In the passage on truck driving safety, what purpose do vehicle gauges serve?

▶ _Passage_:
---
Driving a carrier or tractor trailer is an important job and doing it well and safely takes the full attention of the driver. Drivers should be completely focused on what they are doing, where they are going, and what’s happening around them. Professional drivers know this and as such, are always aware of their driving and constantly perform a visual check of their surroundings.
Nonetheless, many amateurs and in some few cases “veteran” drivers may become relaxed while behind the wheel and begin to do things or display behavior that is detrimental to their safety. They assume that they can multitask while keeping a watchful eye on the road. However, this reduces their vigilance, resulting in minor mishaps and more often, major road accidents. Here are 3 things that professional truck drivers (and amateurs) should never ever do.
Don’t Text and Drive
There is never an occasion that should prompt a driver to text when behind the wheels of a carrier, except of course, the vehicle is at a complete stop and safely parked. Drivers who do so have a blatant disregard for their own safety and that of other road users. Texting is a major distraction and can prevent drivers from doing important things such as constantly checking the mirrors to keep an eye on blind spots and traffic, maintaining an adequate safety circle and safe operating distance around their vehicle and other road users (very essential for visibility), and looking ahead to anticipate trouble such as the reckless driving of road users ahead of them.
Never Disregard Gauges
Before embarking on a road trip, truck drivers should ensure that they perform an exhaustive check of all vehicular components to ensure that they good working condition. However, while on the road, issues can and will develop. Vehicle gauges are put in place as safety monitors and early warning systems to indicate potential mechanical or electrical problems ranging from tiny faults, to more often than not, serious malfunctions. Sometimes, even tiny faults can lead to much bigger problems if left unattended. Always perform routine checks of vehicular components before embarking on long and even short hauls. Drivers should also ensure that gauges are in proper working condition.
---
▶ _Exercise data_:

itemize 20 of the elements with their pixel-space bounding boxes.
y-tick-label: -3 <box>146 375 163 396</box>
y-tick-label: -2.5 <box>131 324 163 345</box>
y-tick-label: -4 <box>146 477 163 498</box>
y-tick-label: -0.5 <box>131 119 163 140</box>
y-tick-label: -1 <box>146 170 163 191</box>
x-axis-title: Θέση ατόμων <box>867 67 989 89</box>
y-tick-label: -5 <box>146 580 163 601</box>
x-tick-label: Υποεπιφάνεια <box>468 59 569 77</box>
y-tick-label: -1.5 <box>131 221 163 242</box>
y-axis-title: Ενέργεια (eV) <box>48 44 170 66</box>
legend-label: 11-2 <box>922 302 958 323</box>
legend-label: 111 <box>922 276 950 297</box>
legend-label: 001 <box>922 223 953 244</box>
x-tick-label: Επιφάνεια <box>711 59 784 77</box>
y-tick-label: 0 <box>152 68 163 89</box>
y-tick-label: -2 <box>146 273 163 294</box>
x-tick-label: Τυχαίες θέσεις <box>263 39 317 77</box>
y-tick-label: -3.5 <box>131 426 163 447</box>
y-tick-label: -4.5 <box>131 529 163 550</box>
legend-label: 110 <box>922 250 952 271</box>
---
▶ _Written response_: They act as safety monitors and early warning systems that indicate potential mechanical or electrical problems.